#### [Aim of the exercise]
Reproduce the items below without any change, covering the stretch from the first line through the line that contains "70, 896, 162]". Output nothing past that line.

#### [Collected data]
——————
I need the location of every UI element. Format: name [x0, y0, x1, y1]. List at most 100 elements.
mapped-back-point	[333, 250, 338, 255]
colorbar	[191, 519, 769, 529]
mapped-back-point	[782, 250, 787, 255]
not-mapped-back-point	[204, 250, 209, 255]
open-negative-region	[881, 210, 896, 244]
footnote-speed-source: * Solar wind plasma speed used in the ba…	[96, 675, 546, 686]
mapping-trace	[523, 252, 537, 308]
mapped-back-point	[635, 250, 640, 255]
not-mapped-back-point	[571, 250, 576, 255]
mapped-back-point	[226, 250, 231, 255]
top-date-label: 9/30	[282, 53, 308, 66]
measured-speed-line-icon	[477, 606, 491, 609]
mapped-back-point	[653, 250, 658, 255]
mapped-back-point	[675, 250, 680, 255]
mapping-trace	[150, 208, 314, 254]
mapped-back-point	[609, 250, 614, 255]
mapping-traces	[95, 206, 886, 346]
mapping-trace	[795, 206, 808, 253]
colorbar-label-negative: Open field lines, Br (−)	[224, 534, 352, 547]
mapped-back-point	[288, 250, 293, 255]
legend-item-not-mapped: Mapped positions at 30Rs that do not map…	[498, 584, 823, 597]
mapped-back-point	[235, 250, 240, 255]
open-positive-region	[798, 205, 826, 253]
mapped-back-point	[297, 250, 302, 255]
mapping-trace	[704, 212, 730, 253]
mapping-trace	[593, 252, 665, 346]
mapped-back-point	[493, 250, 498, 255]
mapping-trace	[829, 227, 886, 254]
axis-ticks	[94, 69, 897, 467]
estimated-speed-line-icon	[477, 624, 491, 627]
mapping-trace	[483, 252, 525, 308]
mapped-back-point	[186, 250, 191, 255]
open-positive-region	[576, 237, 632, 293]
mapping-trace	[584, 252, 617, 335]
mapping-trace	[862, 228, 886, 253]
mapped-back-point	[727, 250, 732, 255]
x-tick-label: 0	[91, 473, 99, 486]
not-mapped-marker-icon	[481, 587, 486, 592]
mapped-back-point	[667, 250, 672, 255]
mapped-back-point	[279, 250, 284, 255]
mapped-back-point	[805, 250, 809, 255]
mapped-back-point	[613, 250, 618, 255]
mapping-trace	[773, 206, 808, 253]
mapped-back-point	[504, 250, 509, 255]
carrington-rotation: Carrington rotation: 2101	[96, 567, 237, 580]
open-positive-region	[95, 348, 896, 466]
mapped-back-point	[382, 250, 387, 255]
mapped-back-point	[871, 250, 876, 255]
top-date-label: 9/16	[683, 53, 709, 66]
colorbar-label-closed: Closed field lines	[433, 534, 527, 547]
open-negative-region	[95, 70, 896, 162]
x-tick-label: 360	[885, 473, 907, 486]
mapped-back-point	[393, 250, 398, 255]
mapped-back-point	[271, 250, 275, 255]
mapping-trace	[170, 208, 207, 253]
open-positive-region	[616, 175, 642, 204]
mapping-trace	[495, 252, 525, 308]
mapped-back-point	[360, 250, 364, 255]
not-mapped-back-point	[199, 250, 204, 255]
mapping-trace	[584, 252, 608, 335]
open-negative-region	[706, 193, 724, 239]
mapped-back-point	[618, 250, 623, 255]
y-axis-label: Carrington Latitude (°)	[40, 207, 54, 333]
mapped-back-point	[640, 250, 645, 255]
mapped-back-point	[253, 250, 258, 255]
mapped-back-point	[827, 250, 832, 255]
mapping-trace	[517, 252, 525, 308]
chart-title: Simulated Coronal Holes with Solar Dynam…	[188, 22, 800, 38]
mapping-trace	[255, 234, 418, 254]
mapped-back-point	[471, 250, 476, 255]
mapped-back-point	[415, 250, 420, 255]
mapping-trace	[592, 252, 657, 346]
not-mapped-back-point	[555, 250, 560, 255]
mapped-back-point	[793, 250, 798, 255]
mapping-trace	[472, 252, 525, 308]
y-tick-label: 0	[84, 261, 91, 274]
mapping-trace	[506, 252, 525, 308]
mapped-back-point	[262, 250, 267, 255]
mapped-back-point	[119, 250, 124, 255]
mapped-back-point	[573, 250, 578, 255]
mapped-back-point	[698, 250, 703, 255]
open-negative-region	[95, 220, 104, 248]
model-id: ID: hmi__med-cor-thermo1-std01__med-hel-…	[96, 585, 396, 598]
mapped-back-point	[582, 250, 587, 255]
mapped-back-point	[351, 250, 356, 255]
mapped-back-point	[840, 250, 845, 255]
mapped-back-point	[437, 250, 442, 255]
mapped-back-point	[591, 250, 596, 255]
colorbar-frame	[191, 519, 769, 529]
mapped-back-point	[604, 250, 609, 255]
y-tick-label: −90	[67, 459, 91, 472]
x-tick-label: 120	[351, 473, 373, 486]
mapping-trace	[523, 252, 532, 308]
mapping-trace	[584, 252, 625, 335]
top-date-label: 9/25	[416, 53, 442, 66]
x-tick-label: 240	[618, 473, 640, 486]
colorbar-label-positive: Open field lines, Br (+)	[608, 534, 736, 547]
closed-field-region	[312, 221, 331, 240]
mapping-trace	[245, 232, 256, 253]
——————
#### [Answer to this task]
I need the location of every UI element. Format: name [x0, y0, x1, y1]. List at most 100 elements.
mapped-back-point	[333, 250, 338, 255]
colorbar	[191, 519, 769, 529]
mapped-back-point	[782, 250, 787, 255]
not-mapped-back-point	[204, 250, 209, 255]
open-negative-region	[881, 210, 896, 244]
footnote-speed-source: * Solar wind plasma speed used in the ba…	[96, 675, 546, 686]
mapping-trace	[523, 252, 537, 308]
mapped-back-point	[635, 250, 640, 255]
not-mapped-back-point	[571, 250, 576, 255]
mapped-back-point	[226, 250, 231, 255]
top-date-label: 9/30	[282, 53, 308, 66]
measured-speed-line-icon	[477, 606, 491, 609]
mapped-back-point	[653, 250, 658, 255]
mapped-back-point	[675, 250, 680, 255]
mapping-trace	[150, 208, 314, 254]
mapped-back-point	[609, 250, 614, 255]
mapping-traces	[95, 206, 886, 346]
mapping-trace	[795, 206, 808, 253]
colorbar-label-negative: Open field lines, Br (−)	[224, 534, 352, 547]
mapped-back-point	[288, 250, 293, 255]
legend-item-not-mapped: Mapped positions at 30Rs that do not map…	[498, 584, 823, 597]
mapped-back-point	[235, 250, 240, 255]
open-positive-region	[798, 205, 826, 253]
mapped-back-point	[297, 250, 302, 255]
mapping-trace	[704, 212, 730, 253]
mapping-trace	[593, 252, 665, 346]
mapped-back-point	[493, 250, 498, 255]
mapping-trace	[829, 227, 886, 254]
axis-ticks	[94, 69, 897, 467]
estimated-speed-line-icon	[477, 624, 491, 627]
mapping-trace	[483, 252, 525, 308]
mapped-back-point	[186, 250, 191, 255]
open-positive-region	[576, 237, 632, 293]
mapping-trace	[584, 252, 617, 335]
mapping-trace	[862, 228, 886, 253]
mapped-back-point	[727, 250, 732, 255]
x-tick-label: 0	[91, 473, 99, 486]
not-mapped-marker-icon	[481, 587, 486, 592]
mapped-back-point	[667, 250, 672, 255]
mapped-back-point	[279, 250, 284, 255]
mapped-back-point	[805, 250, 809, 255]
mapped-back-point	[613, 250, 618, 255]
mapping-trace	[773, 206, 808, 253]
mapped-back-point	[504, 250, 509, 255]
carrington-rotation: Carrington rotation: 2101	[96, 567, 237, 580]
open-positive-region	[95, 348, 896, 466]
mapped-back-point	[382, 250, 387, 255]
mapped-back-point	[871, 250, 876, 255]
top-date-label: 9/16	[683, 53, 709, 66]
colorbar-label-closed: Closed field lines	[433, 534, 527, 547]
open-negative-region	[95, 70, 896, 162]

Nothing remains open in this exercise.